Instructions to follow: Pull out every line with the word "within".

Input for this task:

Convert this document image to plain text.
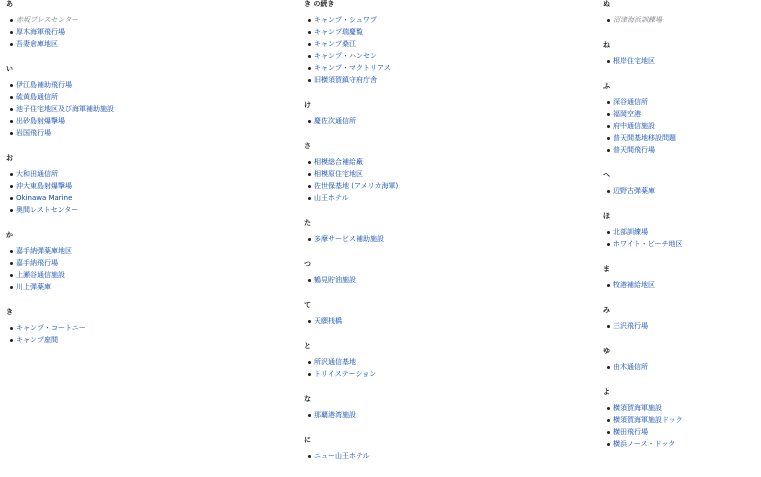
あ
赤坂プレスセンター
厚木海軍飛行場
吾妻倉庫地区
い
伊江島補助飛行場
硫黄島通信所
池子住宅地区及び海軍補助施設
出砂島射爆撃場
岩国飛行場
お
大和田通信所
沖大東島射爆撃場
Okinawa Marine
奥間レストセンター
か
嘉手納弾薬庫地区
嘉手納飛行場
上瀬谷通信施設
川上弾薬庫
き
キャンプ・コートニー
キャンプ座間
き の続き
キャンプ・シュワブ
キャンプ瑞慶覧
キャンプ桑江
キャンプ・ハンセン
キャンプ・マクトリアス
旧横須賀鎮守府庁舎
け
慶佐次通信所
さ
相模総合補給廠
相模原住宅地区
佐世保基地 (アメリカ海軍)
山王ホテル
た
多摩サービス補助施設
つ
鶴見貯油施設
て
天願桟橋
と
所沢通信基地
トリイステーション
な
那覇港湾施設
に
ニュー山王ホテル
ぬ
沼津海浜訓練場
ね
根岸住宅地区
ふ
深谷通信所
福岡空港
府中通信施設
普天間基地移設問題
普天間飛行場
へ
辺野古弾薬庫
ほ
北部訓練場
ホワイト・ビーチ地区
ま
牧港補給地区
み
三沢飛行場
ゆ
由木通信所
よ
横須賀海軍施設
横須賀海軍施設ドック
横田飛行場
横浜ノース・ドック
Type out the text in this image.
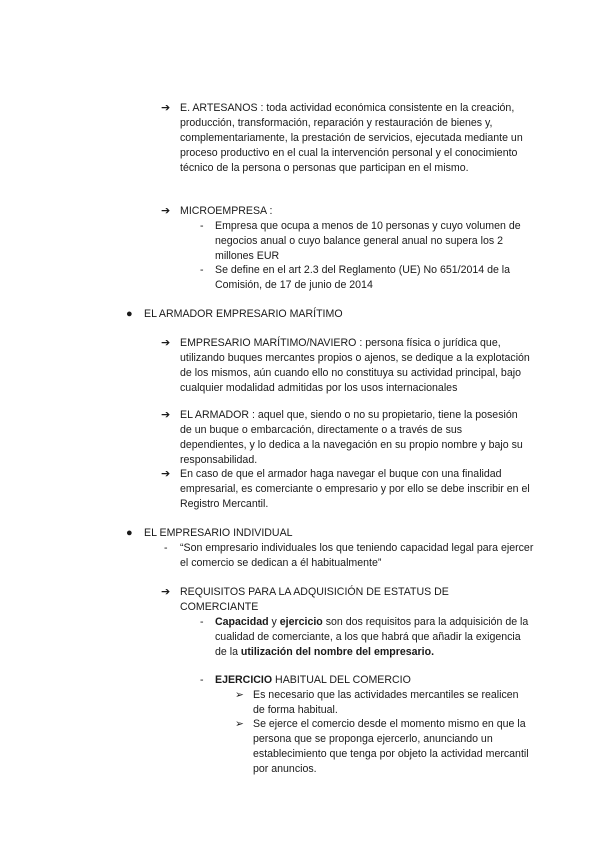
➔ E. ARTESANOS : toda actividad económica consistente en la creación, producción, transformación, reparación y restauración de bienes y, complementariamente, la prestación de servicios, ejecutada mediante un proceso productivo en el cual la intervención personal y el conocimiento técnico de la persona o personas que participan en el mismo.
➔ MICROEMPRESA :
-	Empresa que ocupa a menos de 10 personas y cuyo volumen de negocios anual o cuyo balance general anual no supera los 2 millones EUR
-	Se define en el art 2.3 del Reglamento (UE) No 651/2014 de la Comisión, de 17 de junio de 2014
●	EL ARMADOR EMPRESARIO MARÍTIMO
➔ EMPRESARIO MARÍTIMO/NAVIERO : persona física o jurídica que, utilizando buques mercantes propios o ajenos, se dedique a la explotación de los mismos, aún cuando ello no constituya su actividad principal, bajo cualquier modalidad admitidas por los usos internacionales
➔ EL ARMADOR : aquel que, siendo o no su propietario, tiene la posesión de un buque o embarcación, directamente o a través de sus dependientes, y lo dedica a la navegación en su propio nombre y bajo su responsabilidad.
➔ En caso de que el armador haga navegar el buque con una finalidad empresarial, es comerciante o empresario y por ello se debe inscribir en el Registro Mercantil.
●	EL EMPRESARIO INDIVIDUAL
-	“Son empresario individuales los que teniendo capacidad legal para ejercer el comercio se dedican a él habitualmente”
➔ REQUISITOS PARA LA ADQUISICIÓN DE ESTATUS DE COMERCIANTE
-	Capacidad y ejercicio son dos requisitos para la adquisición de la cualidad de comerciante, a los que habrá que añadir la exigencia de la utilización del nombre del empresario.
-	EJERCICIO HABITUAL DEL COMERCIO
➢ Es necesario que las actividades mercantiles se realicen de forma habitual.
➢ Se ejerce el comercio desde el momento mismo en que la persona que se proponga ejercerlo, anunciando un establecimiento que tenga por objeto la actividad mercantil por anuncios.
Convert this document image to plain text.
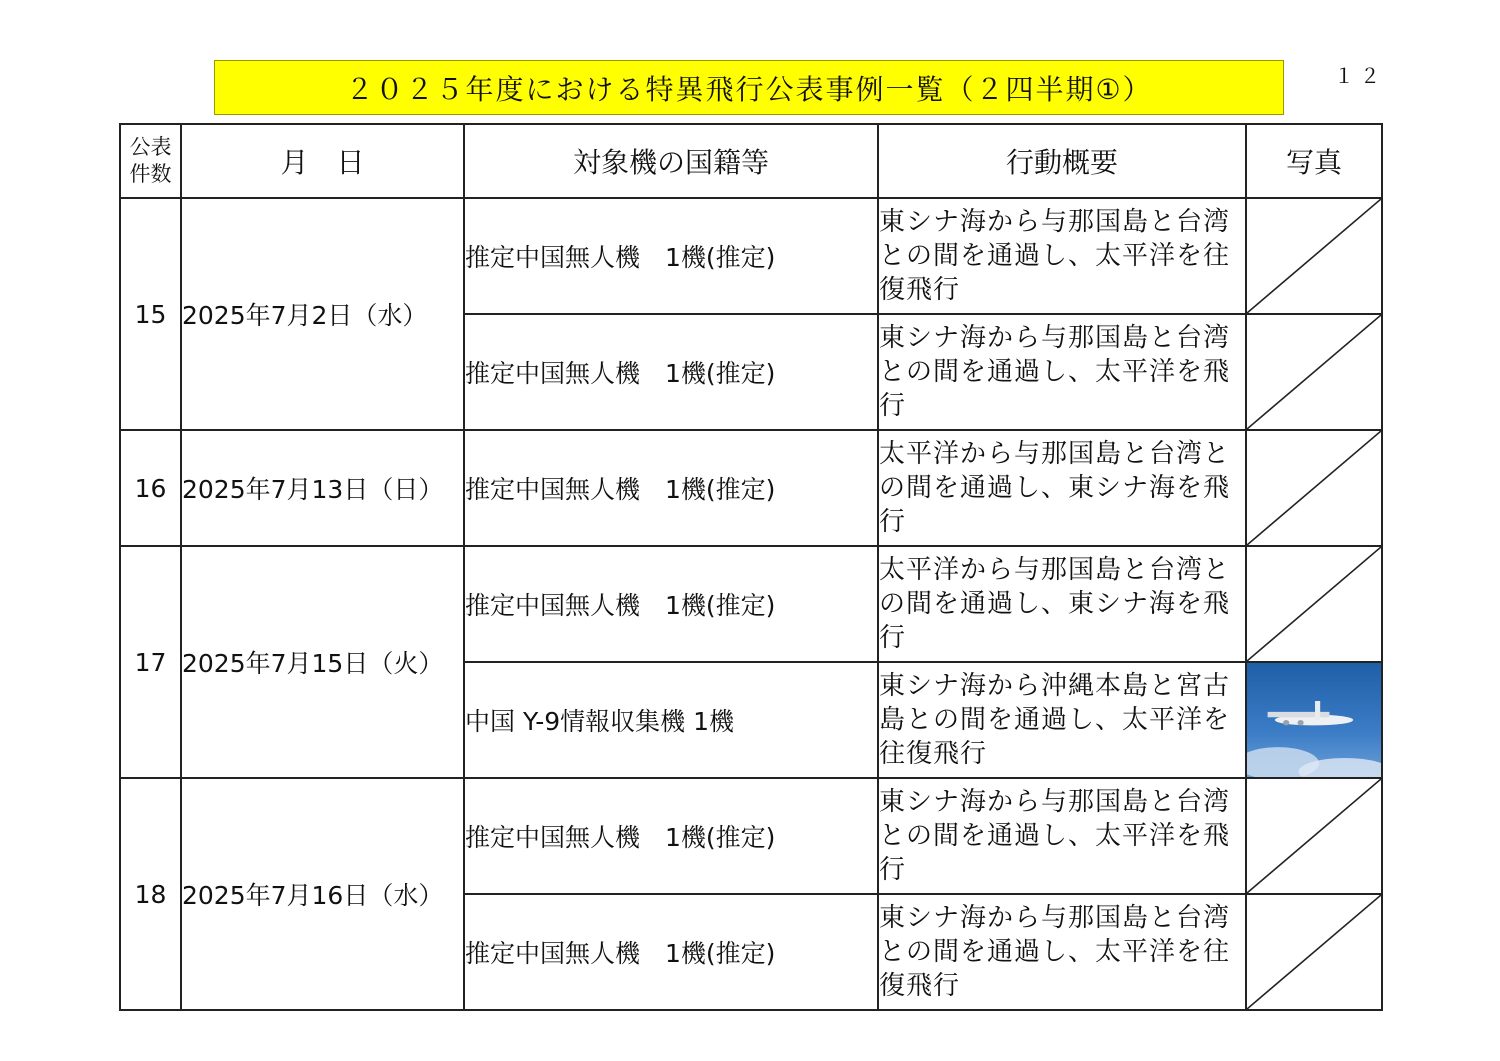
２０２５年度における特異飛行公表事例一覧（２四半期①）	１２
公表
件数	月　日	対象機の国籍等	行動概要	写真
15	2025年7月2日（水）	推定中国無人機　1機(推定)	東シナ海から与那国島と台湾との間を通過し、太平洋を往復飛行	

		推定中国無人機　1機(推定)	東シナ海から与那国島と台湾との間を通過し、太平洋を飛行	

16	2025年7月13日（日）	推定中国無人機　1機(推定)	太平洋から与那国島と台湾との間を通過し、東シナ海を飛行	

17	2025年7月15日（火）	推定中国無人機　1機(推定)	太平洋から与那国島と台湾との間を通過し、東シナ海を飛行	

		中国 Y-9情報収集機 1機	東シナ海から沖縄本島と宮古島との間を通過し、太平洋を往復飛行	

18	2025年7月16日（水）	推定中国無人機　1機(推定)	東シナ海から与那国島と台湾との間を通過し、太平洋を飛行	

		推定中国無人機　1機(推定)	東シナ海から与那国島と台湾との間を通過し、太平洋を往復飛行	
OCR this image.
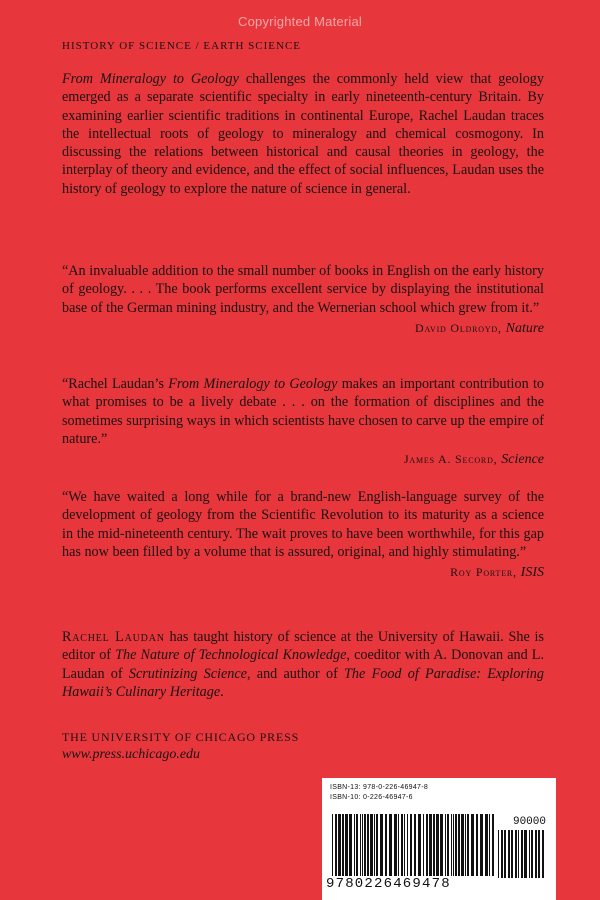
Copyrighted Material
HISTORY OF SCIENCE / EARTH SCIENCE
From Mineralogy to Geology challenges the commonly held view that geology emerged as a separate scientific specialty in early nineteenth-century Britain. By examining earlier scientific traditions in continental Europe, Rachel Laudan traces the intellectual roots of geology to mineralogy and chemical cosmogony. In discussing the relations between historical and causal theories in geology, the interplay of theory and evidence, and the effect of social influences, Laudan uses the history of geology to explore the nature of science in general.

“An invaluable addition to the small number of books in English on the early history of geology. . . . The book performs excellent service by displaying the institutional base of the German mining industry, and the Wernerian school which grew from it.”

David Oldroyd, Nature

“Rachel Laudan’s From Mineralogy to Geology makes an important contribution to what promises to be a lively debate . . . on the formation of disciplines and the sometimes surprising ways in which scientists have chosen to carve up the empire of nature.”

James A. Secord, Science

“We have waited a long while for a brand-new English-language survey of the development of geology from the Scientific Revolution to its maturity as a science in the mid-nineteenth century. The wait proves to have been worthwhile, for this gap has now been filled by a volume that is assured, original, and highly stimulating.”

Roy Porter, ISIS
Rachel Laudan has taught history of science at the University of Hawaii. She is editor of The Nature of Technological Knowledge, coeditor with A. Donovan and L. Laudan of Scrutinizing Science, and author of The Food of Paradise: Exploring Hawaii’s Culinary Heritage.
THE UNIVERSITY OF CHICAGO PRESS
www.press.uchicago.edu
ISBN-13: 978-0-226-46947-8
ISBN-10: 0-226-46947-6
90000
9780226469478
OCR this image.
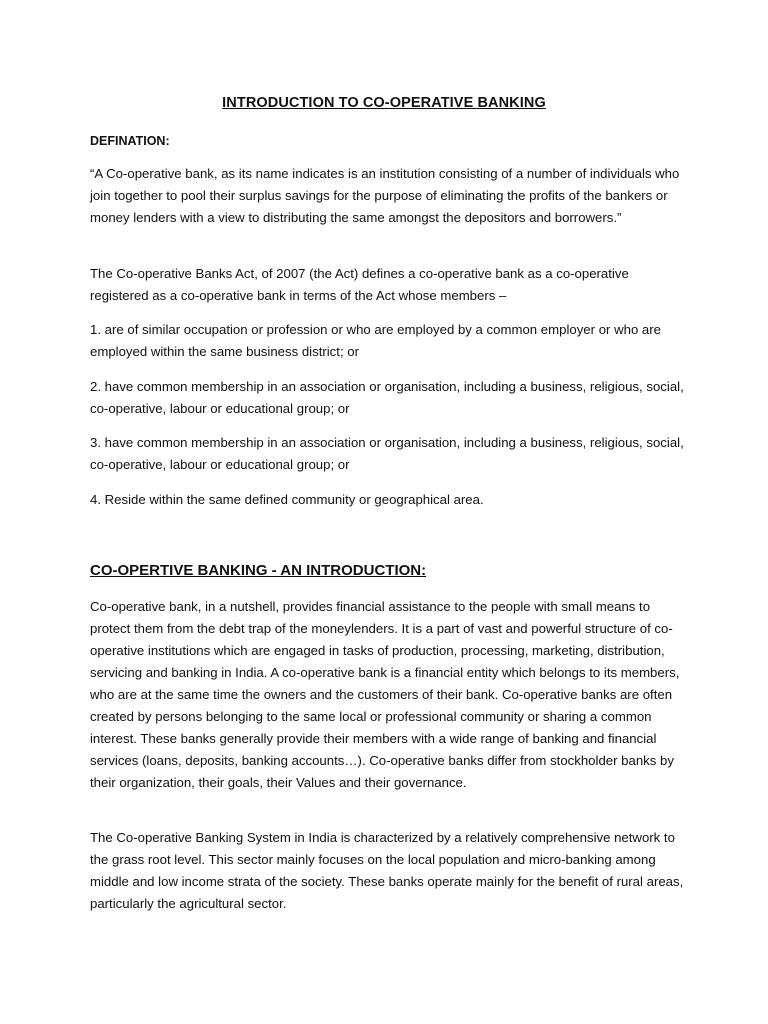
INTRODUCTION TO CO-OPERATIVE BANKING
DEFINATION:

“A Co-operative bank, as its name indicates is an institution consisting of a number of individuals who join together to pool their surplus savings for the purpose of eliminating the profits of the bankers or money lenders with a view to distributing the same amongst the depositors and borrowers.”

The Co-operative Banks Act, of 2007 (the Act) defines a co-operative bank as a co-operative registered as a co-operative bank in terms of the Act whose members –

1. are of similar occupation or profession or who are employed by a common employer or who are employed within the same business district; or

2. have common membership in an association or organisation, including a business, religious, social, co-operative, labour or educational group; or

3. have common membership in an association or organisation, including a business, religious, social, co-operative, labour or educational group; or

4. Reside within the same defined community or geographical area.

CO-OPERTIVE BANKING - AN INTRODUCTION:

Co-operative bank, in a nutshell, provides financial assistance to the people with small means to protect them from the debt trap of the moneylenders. It is a part of vast and powerful structure of co-operative institutions which are engaged in tasks of production, processing, marketing, distribution, servicing and banking in India. A co-operative bank is a financial entity which belongs to its members, who are at the same time the owners and the customers of their bank. Co-operative banks are often created by persons belonging to the same local or professional community or sharing a common interest. These banks generally provide their members with a wide range of banking and financial services (loans, deposits, banking accounts…). Co-operative banks differ from stockholder banks by their organization, their goals, their Values and their governance.

The Co-operative Banking System in India is characterized by a relatively comprehensive network to the grass root level. This sector mainly focuses on the local population and micro-banking among middle and low income strata of the society. These banks operate mainly for the benefit of rural areas, particularly the agricultural sector.
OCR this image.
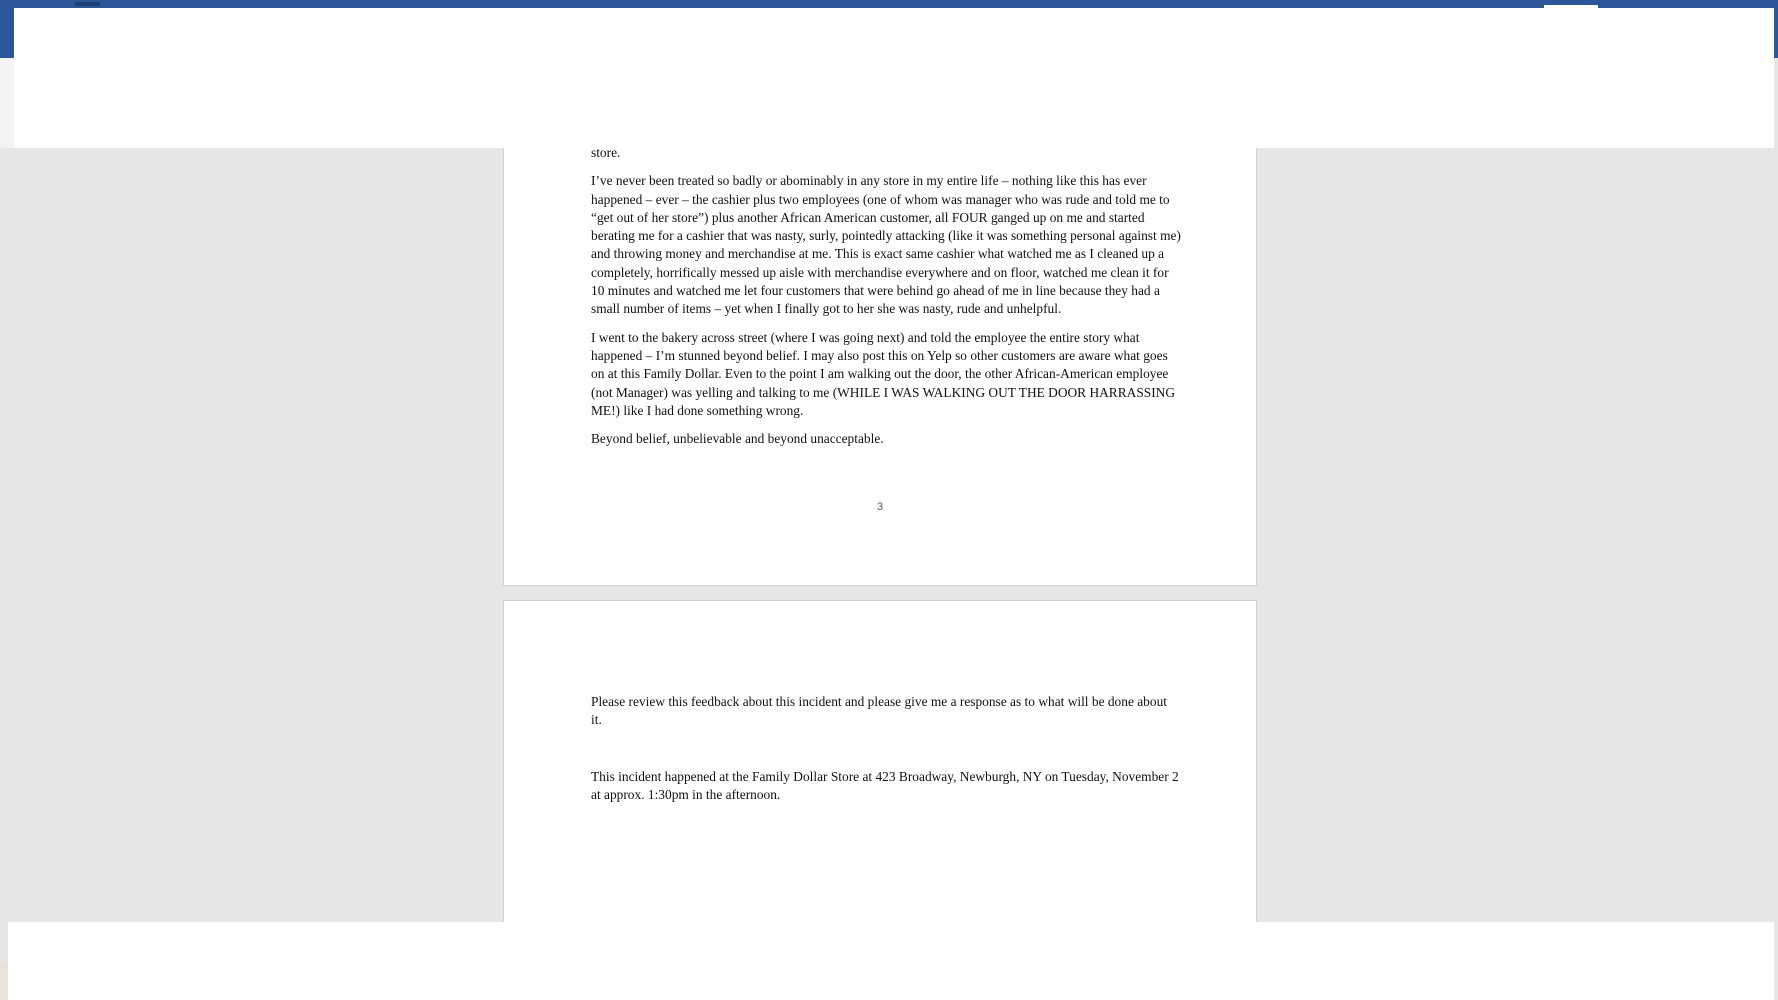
store.

I’ve never been treated so badly or abominably in any store in my entire life – nothing like this has ever happened – ever – the cashier plus two employees (one of whom was manager who was rude and told me to “get out of her store”) plus another African American customer, all FOUR ganged up on me and started berating me for a cashier that was nasty, surly, pointedly attacking (like it was something personal against me) and throwing money and merchandise at me. This is exact same cashier what watched me as I cleaned up a completely, horrifically messed up aisle with merchandise everywhere and on floor, watched me clean it for 10 minutes and watched me let four customers that were behind go ahead of me in line because they had a small number of items – yet when I finally got to her she was nasty, rude and unhelpful.

I went to the bakery across street (where I was going next) and told the employee the entire story what happened – I’m stunned beyond belief. I may also post this on Yelp so other customers are aware what goes on at this Family Dollar. Even to the point I am walking out the door, the other African-American employee (not Manager) was yelling and talking to me (WHILE I WAS WALKING OUT THE DOOR HARRASSING ME!) like I had done something wrong.

Beyond belief, unbelievable and beyond unacceptable.

3

Please review this feedback about this incident and please give me a response as to what will be done about it.

This incident happened at the Family Dollar Store at 423 Broadway, Newburgh, NY on Tuesday, November 2 at approx. 1:30pm in the afternoon.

Output below:
1. are of similar occupation or profession or who are employed by a common employer or who are employed within the same business district; or
4. Reside within the same defined community or geographical area.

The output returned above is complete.